Work to do:
From the data that follows, report how many lines hold the string "вектора", giving only the number.
===== The input =====
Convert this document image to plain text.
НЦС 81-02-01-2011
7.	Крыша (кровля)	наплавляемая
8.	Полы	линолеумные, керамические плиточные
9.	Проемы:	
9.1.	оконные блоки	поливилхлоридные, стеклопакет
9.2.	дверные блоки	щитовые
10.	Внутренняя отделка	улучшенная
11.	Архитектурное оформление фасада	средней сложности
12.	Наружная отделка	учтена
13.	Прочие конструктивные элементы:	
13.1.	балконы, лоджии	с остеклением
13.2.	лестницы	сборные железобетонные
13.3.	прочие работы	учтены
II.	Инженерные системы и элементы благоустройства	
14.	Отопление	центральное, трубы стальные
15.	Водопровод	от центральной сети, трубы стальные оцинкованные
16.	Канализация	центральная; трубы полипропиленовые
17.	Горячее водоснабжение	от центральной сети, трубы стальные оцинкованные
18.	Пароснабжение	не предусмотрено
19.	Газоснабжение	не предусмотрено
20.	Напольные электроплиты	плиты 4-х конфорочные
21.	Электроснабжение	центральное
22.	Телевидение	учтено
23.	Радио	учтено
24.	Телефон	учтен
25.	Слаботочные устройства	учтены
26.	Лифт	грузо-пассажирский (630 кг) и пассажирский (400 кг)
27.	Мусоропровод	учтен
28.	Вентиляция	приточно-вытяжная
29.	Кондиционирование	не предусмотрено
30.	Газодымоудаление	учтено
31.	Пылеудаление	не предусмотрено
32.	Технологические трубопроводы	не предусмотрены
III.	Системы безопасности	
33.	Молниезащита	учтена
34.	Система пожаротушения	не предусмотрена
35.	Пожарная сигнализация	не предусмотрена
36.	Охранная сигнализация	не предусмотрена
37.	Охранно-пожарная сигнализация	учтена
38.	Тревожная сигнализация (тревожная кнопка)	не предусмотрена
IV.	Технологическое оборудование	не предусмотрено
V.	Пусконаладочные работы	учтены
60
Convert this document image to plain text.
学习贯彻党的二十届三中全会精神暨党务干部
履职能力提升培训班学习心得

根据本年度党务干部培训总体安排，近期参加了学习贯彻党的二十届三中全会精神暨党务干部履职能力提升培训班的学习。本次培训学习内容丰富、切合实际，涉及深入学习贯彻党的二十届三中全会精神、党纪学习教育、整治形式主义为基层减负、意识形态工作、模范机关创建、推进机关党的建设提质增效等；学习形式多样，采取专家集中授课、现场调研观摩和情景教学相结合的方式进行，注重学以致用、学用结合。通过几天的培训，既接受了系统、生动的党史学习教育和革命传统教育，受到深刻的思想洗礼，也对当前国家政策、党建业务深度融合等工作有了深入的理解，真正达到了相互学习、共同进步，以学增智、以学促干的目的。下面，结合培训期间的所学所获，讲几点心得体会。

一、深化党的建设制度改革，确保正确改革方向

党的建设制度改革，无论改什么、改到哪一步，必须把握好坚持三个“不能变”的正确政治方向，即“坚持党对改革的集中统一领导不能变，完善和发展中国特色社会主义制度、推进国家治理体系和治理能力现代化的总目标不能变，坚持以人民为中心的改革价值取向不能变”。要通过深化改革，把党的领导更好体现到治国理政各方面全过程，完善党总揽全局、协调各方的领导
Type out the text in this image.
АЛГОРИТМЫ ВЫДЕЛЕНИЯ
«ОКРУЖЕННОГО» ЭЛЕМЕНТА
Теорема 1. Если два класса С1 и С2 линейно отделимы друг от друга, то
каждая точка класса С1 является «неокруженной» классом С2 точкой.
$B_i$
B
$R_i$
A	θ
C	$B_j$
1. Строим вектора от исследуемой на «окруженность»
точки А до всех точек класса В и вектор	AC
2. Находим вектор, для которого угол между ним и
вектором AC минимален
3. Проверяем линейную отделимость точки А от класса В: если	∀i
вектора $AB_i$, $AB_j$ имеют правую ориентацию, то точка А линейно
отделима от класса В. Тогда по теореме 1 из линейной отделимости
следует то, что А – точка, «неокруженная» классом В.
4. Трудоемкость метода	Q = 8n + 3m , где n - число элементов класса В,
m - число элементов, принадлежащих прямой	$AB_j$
=====
Solution to the exercise:
2